- Objective -
Copy each line that holds "screenshot".

··· Dataset excerpts ···

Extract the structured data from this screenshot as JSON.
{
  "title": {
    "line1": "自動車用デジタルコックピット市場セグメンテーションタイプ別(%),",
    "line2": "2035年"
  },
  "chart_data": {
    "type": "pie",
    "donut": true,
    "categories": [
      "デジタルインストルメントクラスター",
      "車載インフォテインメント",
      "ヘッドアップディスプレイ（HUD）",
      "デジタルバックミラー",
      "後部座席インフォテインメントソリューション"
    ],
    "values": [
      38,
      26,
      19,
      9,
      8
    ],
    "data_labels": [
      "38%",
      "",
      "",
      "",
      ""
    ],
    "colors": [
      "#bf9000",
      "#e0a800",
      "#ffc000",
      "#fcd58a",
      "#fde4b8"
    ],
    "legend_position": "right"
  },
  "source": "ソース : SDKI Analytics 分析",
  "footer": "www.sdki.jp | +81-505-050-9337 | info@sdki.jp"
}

···
··· Dataset excerpts ···

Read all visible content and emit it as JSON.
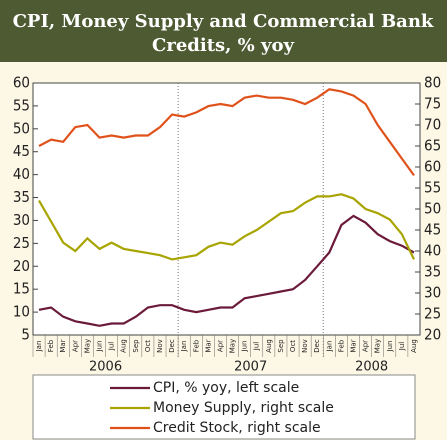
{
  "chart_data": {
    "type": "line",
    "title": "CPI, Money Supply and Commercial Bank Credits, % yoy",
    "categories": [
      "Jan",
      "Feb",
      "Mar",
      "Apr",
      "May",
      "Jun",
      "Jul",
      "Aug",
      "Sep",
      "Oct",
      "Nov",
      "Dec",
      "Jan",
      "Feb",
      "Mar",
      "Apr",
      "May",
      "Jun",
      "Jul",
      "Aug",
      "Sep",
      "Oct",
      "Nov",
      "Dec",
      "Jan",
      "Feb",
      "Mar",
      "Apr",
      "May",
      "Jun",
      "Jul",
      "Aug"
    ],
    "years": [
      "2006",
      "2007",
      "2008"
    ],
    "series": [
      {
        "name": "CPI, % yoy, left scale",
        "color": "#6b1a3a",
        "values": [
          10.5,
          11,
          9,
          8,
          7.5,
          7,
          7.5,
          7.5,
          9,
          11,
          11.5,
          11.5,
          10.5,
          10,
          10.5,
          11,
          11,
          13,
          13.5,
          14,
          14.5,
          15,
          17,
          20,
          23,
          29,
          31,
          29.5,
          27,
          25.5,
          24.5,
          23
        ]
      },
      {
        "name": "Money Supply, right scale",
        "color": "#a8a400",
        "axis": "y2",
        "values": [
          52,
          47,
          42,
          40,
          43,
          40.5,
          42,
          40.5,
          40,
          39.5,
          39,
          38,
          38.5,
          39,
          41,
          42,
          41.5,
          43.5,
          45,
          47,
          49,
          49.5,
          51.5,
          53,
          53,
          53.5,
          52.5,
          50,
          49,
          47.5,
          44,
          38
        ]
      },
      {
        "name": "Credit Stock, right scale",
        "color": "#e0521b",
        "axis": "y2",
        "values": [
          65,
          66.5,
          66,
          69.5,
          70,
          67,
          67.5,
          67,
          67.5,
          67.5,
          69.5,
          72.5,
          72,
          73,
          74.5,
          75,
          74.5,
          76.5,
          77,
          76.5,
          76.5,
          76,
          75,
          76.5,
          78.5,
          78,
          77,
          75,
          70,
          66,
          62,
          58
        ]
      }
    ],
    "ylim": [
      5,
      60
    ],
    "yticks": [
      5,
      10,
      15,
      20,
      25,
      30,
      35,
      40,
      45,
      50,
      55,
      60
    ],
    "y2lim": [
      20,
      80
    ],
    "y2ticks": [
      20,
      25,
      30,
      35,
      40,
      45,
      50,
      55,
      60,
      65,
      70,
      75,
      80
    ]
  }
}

···
··· Dataset excerpts ···

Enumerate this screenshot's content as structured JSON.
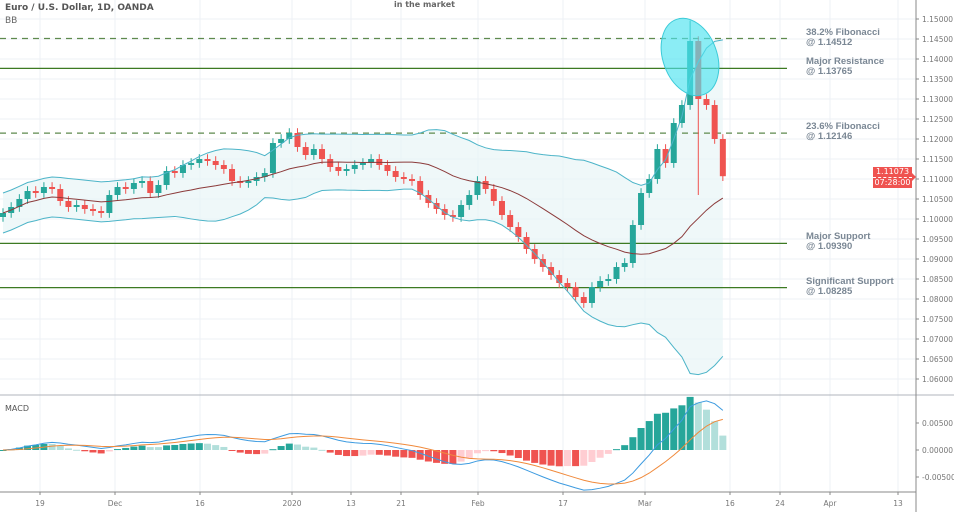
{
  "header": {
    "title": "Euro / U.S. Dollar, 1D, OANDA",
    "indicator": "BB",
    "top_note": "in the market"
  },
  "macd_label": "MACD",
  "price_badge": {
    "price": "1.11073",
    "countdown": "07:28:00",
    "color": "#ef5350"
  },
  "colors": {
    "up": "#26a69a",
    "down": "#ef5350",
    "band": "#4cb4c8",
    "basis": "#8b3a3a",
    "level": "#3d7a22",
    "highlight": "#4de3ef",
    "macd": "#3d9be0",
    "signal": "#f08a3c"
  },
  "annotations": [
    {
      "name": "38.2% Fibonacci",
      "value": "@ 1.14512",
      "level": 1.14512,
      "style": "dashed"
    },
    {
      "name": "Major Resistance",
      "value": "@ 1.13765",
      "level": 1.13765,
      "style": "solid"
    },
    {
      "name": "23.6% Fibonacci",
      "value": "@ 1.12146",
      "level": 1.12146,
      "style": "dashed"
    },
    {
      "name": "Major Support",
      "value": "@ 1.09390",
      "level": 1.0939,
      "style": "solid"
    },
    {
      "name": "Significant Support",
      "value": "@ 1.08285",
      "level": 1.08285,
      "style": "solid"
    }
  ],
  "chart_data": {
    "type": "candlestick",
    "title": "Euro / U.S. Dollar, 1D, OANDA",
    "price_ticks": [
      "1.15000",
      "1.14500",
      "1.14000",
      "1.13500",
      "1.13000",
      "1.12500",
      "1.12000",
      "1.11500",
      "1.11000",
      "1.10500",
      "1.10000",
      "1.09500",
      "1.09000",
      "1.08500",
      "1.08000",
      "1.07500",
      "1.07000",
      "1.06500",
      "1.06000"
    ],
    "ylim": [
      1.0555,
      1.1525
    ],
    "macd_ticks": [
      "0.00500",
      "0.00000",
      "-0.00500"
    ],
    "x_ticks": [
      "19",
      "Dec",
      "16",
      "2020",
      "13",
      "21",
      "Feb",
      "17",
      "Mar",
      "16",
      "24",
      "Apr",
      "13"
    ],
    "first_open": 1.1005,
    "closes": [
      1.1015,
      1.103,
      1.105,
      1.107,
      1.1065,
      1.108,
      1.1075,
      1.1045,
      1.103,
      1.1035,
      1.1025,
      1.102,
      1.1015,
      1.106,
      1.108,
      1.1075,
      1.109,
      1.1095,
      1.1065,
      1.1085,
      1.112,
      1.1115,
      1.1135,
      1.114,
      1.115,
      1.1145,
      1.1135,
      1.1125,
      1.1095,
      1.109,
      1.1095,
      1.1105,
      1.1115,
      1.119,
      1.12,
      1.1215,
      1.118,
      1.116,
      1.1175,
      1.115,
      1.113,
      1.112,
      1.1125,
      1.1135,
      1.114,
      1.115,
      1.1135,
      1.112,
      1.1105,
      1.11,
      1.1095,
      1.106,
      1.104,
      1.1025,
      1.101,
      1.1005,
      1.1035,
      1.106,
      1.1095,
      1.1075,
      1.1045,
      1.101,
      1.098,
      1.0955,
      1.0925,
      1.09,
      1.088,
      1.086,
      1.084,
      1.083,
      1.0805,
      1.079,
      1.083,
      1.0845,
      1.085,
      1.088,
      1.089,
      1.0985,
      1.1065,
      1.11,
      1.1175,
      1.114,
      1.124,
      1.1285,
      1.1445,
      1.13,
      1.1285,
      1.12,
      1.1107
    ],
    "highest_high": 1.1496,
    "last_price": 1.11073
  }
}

···

- Result of the exercise -
Extract the structured data from this screenshot as JSON.
Enumerate this screenshot's content as structured JSON.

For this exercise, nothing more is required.